DESCRIPTION OF THE TASK: Each line of the listing that contains the word "Trader" is to be copied.

EXERCISE MATERIALS:
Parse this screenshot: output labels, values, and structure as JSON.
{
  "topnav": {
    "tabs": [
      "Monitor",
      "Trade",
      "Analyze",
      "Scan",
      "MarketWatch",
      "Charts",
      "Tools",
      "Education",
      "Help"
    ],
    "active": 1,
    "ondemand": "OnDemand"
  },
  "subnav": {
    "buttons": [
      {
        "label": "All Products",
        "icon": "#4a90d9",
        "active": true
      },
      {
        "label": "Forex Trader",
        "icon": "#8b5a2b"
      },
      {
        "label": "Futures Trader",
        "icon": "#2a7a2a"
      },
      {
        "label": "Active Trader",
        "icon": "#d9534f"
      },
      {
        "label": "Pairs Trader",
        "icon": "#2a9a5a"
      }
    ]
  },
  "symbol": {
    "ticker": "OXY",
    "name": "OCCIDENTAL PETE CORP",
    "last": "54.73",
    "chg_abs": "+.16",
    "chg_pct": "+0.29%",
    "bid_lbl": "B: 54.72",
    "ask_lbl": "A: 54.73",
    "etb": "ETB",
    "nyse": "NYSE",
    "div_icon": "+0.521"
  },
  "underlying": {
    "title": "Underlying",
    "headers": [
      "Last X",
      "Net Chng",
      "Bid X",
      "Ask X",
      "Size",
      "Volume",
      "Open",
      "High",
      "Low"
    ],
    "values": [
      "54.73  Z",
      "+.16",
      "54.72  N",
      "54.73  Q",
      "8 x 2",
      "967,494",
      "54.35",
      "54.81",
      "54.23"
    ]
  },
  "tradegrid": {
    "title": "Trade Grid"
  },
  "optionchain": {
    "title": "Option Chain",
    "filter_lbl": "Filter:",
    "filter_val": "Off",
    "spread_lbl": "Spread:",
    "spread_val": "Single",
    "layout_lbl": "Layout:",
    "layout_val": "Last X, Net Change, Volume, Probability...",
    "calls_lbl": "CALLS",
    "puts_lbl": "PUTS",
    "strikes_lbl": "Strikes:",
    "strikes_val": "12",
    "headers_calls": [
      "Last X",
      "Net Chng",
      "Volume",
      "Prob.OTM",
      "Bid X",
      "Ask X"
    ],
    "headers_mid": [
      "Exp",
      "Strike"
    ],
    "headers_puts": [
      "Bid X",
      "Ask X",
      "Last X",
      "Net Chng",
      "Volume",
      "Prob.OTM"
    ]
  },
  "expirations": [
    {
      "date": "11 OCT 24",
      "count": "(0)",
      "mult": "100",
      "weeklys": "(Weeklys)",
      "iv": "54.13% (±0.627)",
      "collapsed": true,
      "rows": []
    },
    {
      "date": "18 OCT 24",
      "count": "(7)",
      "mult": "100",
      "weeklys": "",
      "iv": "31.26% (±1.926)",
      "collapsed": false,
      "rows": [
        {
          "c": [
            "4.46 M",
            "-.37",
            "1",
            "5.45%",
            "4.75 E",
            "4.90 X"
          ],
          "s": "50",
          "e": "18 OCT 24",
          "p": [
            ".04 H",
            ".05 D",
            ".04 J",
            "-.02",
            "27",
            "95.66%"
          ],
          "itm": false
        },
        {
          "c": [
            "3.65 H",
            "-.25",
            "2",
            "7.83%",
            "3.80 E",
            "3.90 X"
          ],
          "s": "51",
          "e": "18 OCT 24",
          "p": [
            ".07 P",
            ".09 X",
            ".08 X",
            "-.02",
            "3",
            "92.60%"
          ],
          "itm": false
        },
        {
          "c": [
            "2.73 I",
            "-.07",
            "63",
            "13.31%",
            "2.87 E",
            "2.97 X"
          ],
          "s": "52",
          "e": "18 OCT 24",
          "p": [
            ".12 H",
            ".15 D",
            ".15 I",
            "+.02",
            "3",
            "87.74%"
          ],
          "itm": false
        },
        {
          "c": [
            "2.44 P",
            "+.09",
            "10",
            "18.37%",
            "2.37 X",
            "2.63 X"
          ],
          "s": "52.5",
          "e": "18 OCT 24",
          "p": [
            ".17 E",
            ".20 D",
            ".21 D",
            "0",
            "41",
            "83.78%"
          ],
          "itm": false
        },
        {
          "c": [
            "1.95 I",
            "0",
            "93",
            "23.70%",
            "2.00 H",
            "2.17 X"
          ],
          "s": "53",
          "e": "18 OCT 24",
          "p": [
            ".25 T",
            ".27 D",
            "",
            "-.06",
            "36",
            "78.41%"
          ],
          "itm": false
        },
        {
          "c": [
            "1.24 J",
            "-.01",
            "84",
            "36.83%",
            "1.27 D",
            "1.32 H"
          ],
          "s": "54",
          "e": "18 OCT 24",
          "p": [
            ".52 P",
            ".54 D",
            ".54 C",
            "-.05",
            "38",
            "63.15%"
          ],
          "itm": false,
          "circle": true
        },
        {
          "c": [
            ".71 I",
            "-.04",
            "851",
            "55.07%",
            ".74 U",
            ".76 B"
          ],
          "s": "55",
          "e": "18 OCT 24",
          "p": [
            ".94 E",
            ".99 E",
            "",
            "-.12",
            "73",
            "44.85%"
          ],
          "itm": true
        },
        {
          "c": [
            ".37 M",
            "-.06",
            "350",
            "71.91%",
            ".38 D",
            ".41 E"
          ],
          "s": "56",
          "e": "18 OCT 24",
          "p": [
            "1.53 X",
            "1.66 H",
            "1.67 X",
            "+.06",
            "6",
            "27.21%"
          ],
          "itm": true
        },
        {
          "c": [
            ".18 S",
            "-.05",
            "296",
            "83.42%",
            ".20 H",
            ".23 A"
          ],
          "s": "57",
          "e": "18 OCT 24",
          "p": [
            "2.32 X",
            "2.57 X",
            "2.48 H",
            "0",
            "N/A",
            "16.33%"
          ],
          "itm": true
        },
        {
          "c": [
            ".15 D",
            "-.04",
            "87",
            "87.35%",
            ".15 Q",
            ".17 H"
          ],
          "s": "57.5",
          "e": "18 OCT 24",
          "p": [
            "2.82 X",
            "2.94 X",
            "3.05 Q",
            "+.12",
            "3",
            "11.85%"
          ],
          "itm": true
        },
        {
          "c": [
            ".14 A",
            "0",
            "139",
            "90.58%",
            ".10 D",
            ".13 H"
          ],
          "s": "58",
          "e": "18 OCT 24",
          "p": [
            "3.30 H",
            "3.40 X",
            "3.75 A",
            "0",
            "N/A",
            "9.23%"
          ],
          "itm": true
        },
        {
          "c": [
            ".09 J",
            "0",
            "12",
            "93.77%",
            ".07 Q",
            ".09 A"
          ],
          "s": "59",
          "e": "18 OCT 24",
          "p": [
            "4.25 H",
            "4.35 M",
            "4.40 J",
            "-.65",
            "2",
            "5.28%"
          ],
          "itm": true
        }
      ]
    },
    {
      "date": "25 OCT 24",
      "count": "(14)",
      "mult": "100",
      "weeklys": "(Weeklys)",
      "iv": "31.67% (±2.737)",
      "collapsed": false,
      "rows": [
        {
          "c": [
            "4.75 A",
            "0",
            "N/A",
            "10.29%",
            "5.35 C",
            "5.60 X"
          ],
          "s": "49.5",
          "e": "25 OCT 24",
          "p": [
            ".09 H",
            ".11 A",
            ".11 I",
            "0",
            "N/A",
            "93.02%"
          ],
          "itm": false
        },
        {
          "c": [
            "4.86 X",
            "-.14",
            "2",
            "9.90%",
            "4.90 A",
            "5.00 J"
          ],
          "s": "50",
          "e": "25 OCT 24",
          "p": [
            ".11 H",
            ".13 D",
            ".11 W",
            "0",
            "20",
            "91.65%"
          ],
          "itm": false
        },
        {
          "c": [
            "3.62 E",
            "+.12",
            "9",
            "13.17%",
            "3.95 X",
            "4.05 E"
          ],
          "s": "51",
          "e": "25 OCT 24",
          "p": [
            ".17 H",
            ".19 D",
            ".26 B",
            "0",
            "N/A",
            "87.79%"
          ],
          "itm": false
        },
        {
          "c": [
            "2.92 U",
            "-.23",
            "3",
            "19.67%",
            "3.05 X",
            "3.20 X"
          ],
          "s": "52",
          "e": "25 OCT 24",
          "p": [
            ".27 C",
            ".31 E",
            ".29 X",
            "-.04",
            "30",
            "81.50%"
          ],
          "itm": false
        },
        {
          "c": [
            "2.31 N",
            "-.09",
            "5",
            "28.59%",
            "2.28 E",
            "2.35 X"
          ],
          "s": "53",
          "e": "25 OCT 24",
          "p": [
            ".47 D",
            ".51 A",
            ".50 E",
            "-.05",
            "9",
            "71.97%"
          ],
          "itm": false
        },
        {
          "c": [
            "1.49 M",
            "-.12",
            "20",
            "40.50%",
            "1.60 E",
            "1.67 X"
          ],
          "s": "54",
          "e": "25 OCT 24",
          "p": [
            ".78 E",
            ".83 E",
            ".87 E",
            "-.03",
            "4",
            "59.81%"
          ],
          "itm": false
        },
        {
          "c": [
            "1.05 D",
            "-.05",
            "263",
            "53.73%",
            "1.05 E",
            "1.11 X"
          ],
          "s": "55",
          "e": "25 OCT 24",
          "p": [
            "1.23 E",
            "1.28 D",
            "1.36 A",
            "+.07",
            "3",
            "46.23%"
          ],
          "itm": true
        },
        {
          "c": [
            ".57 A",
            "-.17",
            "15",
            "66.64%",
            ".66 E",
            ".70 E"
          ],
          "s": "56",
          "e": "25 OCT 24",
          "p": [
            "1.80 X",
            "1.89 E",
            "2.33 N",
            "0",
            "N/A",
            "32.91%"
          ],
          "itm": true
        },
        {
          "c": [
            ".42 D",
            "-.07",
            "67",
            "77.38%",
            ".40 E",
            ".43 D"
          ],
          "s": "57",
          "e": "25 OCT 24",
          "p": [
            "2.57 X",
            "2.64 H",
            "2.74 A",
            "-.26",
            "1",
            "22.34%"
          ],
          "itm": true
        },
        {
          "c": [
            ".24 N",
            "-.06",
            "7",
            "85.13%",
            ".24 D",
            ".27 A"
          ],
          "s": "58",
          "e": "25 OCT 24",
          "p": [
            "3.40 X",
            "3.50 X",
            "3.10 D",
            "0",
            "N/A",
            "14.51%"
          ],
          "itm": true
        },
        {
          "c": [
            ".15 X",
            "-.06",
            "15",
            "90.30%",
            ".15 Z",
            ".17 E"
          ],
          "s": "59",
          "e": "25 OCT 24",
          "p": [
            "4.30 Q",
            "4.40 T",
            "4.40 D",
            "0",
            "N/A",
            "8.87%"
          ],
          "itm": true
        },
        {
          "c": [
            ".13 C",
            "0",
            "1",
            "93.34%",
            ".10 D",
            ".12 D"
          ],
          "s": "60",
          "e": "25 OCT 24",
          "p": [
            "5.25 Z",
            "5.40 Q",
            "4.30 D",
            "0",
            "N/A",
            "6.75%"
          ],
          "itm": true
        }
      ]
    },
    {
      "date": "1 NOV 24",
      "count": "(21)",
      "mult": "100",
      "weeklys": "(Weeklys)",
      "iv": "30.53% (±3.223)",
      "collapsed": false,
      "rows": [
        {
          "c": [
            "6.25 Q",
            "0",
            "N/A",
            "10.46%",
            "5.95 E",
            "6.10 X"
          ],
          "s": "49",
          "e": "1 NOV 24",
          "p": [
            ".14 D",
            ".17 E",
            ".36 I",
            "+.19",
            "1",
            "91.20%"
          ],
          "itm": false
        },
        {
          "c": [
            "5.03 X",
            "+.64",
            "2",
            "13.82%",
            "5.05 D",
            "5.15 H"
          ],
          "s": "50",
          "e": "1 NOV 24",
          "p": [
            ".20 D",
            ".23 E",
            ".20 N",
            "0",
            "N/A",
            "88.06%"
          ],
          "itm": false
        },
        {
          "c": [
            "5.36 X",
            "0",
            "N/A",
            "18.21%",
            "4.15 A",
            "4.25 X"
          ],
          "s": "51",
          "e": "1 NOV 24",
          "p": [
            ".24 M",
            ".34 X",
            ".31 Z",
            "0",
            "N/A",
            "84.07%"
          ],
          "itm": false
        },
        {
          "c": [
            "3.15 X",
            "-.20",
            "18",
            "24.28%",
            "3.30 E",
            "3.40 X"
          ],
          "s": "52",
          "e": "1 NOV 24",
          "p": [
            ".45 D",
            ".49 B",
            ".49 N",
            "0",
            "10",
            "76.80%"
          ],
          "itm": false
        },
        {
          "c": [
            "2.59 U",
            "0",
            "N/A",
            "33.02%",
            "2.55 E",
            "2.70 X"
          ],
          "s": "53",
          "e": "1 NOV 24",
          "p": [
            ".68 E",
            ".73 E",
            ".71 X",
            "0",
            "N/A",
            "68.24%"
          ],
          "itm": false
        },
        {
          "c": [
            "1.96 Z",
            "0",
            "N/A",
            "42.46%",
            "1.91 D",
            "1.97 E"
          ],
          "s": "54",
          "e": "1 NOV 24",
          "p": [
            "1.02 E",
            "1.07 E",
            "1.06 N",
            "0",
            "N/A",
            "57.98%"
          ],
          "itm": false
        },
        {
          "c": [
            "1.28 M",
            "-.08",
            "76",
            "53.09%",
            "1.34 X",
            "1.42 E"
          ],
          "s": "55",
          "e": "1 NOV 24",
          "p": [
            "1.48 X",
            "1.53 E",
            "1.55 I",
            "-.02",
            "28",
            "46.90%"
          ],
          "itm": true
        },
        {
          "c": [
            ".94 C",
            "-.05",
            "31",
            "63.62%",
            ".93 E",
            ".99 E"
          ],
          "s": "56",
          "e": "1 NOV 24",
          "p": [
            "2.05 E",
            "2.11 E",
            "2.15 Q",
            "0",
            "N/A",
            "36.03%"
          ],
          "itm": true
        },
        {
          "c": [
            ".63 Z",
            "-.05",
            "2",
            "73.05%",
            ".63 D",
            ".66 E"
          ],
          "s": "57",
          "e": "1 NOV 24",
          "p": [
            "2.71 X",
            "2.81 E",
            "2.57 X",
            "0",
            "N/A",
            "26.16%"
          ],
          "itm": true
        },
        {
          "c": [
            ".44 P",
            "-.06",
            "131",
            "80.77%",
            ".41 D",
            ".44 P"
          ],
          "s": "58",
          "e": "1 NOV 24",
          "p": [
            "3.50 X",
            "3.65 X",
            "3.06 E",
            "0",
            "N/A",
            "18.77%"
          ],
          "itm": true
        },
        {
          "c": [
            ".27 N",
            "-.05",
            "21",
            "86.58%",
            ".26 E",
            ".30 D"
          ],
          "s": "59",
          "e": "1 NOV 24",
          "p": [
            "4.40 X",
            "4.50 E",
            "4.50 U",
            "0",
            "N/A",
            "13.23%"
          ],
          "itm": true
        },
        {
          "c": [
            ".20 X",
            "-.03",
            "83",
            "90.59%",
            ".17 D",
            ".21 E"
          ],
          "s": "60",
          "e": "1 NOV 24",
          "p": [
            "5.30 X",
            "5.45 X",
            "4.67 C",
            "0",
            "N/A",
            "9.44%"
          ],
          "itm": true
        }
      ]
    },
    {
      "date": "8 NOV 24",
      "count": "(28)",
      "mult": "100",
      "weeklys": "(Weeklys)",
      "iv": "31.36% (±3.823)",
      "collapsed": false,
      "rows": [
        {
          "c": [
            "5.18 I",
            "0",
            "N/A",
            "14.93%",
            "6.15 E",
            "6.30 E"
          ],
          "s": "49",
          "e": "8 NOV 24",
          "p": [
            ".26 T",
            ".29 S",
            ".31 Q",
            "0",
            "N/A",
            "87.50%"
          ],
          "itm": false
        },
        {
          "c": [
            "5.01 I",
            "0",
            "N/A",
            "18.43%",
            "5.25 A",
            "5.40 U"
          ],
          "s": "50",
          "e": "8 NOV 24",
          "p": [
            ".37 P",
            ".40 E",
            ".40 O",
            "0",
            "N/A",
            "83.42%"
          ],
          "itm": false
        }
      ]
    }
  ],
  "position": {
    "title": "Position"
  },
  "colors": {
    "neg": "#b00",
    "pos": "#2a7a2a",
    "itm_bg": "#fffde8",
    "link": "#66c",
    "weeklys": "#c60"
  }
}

TASK OUTPUT:
        "label": "Forex Trader",
        "label": "Futures Trader",
        "label": "Active Trader",
        "label": "Pairs Trader",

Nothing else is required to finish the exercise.